- _DATA RECORDS_:
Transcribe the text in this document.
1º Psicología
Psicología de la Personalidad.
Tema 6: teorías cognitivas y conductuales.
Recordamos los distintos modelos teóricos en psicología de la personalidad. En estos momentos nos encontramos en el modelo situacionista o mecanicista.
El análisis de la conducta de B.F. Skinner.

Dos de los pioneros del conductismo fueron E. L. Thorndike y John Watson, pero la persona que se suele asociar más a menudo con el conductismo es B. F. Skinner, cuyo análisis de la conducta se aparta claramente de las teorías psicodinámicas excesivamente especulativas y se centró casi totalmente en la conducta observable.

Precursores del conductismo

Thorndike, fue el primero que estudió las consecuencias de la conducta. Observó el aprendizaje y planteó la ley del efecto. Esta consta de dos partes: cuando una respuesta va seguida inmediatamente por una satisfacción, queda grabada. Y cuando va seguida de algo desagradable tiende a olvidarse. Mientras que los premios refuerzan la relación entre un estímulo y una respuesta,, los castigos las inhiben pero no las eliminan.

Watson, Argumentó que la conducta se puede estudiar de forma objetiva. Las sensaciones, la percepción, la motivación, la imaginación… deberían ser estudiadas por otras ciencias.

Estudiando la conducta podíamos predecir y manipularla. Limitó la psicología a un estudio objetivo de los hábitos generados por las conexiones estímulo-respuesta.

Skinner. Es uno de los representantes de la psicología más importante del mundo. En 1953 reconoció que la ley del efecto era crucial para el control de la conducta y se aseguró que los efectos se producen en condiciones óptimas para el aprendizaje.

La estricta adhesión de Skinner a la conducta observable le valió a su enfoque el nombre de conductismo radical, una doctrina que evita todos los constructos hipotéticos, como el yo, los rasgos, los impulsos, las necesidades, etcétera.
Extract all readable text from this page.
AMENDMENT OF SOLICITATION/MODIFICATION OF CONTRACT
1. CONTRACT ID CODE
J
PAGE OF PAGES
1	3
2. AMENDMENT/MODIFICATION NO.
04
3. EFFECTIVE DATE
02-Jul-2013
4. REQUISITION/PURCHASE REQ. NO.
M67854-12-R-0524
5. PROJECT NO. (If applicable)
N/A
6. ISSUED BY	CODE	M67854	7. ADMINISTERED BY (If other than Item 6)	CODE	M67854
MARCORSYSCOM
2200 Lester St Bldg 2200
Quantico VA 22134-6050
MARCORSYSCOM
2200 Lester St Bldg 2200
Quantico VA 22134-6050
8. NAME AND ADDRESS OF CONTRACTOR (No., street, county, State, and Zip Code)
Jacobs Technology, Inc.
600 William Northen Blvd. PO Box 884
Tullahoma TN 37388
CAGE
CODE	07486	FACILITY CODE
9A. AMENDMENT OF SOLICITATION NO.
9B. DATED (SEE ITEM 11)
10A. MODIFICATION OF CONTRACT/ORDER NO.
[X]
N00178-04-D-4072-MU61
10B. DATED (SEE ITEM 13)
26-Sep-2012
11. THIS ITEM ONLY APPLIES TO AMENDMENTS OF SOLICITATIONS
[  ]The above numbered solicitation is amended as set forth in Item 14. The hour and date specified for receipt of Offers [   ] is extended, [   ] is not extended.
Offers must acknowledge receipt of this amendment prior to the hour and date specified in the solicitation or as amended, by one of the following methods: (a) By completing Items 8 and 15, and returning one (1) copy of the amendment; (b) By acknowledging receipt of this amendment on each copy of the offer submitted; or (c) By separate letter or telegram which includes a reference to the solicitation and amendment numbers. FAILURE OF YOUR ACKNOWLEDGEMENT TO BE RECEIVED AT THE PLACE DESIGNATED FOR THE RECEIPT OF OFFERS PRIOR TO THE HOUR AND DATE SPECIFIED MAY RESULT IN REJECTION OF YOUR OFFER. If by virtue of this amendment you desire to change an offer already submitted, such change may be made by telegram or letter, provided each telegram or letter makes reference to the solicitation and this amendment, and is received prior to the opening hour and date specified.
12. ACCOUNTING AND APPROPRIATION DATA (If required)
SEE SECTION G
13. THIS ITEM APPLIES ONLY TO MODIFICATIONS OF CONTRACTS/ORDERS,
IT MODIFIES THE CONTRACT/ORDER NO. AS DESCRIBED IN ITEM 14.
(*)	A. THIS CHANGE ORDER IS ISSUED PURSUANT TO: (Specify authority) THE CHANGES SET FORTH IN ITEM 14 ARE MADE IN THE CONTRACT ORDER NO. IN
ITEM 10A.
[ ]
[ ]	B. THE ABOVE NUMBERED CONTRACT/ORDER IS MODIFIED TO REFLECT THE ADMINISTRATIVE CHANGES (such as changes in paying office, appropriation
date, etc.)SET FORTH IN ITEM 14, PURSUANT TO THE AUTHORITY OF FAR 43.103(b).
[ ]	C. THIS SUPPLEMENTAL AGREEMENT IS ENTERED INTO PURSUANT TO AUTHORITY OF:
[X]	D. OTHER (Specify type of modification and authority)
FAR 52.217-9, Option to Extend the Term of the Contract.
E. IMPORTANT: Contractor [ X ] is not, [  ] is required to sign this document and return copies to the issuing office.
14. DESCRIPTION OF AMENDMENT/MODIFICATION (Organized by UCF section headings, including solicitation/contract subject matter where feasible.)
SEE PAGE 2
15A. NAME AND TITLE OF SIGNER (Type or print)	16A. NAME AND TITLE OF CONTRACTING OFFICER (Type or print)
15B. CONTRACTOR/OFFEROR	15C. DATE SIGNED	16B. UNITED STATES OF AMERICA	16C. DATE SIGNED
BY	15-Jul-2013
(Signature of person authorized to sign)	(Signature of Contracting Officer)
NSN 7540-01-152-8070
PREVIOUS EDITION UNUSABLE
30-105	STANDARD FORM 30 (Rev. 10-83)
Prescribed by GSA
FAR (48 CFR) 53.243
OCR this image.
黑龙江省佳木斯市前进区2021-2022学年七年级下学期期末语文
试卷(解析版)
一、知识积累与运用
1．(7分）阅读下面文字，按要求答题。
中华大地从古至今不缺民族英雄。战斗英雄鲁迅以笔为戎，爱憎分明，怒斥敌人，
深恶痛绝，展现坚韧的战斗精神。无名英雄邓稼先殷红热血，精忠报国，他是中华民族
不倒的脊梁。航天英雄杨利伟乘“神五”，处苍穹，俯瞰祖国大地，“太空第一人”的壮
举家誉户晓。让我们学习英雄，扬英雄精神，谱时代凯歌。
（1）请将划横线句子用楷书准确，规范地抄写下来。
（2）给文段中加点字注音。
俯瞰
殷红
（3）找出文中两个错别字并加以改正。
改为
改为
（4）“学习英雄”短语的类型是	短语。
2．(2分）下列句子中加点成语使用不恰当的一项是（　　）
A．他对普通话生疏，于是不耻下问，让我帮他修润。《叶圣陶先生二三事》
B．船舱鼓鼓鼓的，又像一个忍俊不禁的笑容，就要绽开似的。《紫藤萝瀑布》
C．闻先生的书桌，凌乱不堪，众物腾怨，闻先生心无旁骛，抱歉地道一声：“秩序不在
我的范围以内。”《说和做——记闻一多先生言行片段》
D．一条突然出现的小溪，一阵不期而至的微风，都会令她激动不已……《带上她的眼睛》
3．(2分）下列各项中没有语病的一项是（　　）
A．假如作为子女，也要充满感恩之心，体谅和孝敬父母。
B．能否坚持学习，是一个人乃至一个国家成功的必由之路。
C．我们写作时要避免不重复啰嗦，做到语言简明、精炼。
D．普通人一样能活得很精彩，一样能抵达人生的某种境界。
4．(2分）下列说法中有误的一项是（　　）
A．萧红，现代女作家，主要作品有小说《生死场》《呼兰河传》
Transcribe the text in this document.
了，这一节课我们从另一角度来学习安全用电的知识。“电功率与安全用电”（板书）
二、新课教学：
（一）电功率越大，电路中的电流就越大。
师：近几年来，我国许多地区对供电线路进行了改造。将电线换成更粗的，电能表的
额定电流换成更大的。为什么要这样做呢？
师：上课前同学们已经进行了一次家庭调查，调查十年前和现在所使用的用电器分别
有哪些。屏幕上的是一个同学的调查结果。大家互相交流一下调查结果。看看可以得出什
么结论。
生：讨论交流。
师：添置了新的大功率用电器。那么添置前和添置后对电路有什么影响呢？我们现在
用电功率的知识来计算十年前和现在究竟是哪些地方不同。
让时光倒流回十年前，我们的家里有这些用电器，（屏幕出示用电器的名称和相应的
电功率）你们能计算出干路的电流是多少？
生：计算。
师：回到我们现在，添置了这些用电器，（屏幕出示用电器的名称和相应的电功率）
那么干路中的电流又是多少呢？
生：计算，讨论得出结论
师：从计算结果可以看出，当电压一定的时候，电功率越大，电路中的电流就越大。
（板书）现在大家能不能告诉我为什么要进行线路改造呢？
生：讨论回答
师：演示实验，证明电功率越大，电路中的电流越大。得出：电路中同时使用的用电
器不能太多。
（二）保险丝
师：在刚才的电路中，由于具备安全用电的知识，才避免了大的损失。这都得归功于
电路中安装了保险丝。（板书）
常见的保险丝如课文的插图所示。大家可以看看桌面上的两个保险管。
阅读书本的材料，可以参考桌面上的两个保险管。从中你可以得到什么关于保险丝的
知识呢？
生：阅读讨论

- _WHAT YOU WILL DO_: Pick out all the lines with the word "análisis" in them and copy them.

- _EXERCISE RESPONSE_:
El análisis de la conducta de B.F. Skinner.
Dos de los pioneros del conductismo fueron E. L. Thorndike y John Watson, pero la persona que se suele asociar más a menudo con el conductismo es B. F. Skinner, cuyo análisis de la conducta se aparta claramente de las teorías psicodinámicas excesivamente especulativas y se centró casi totalmente en la conducta observable.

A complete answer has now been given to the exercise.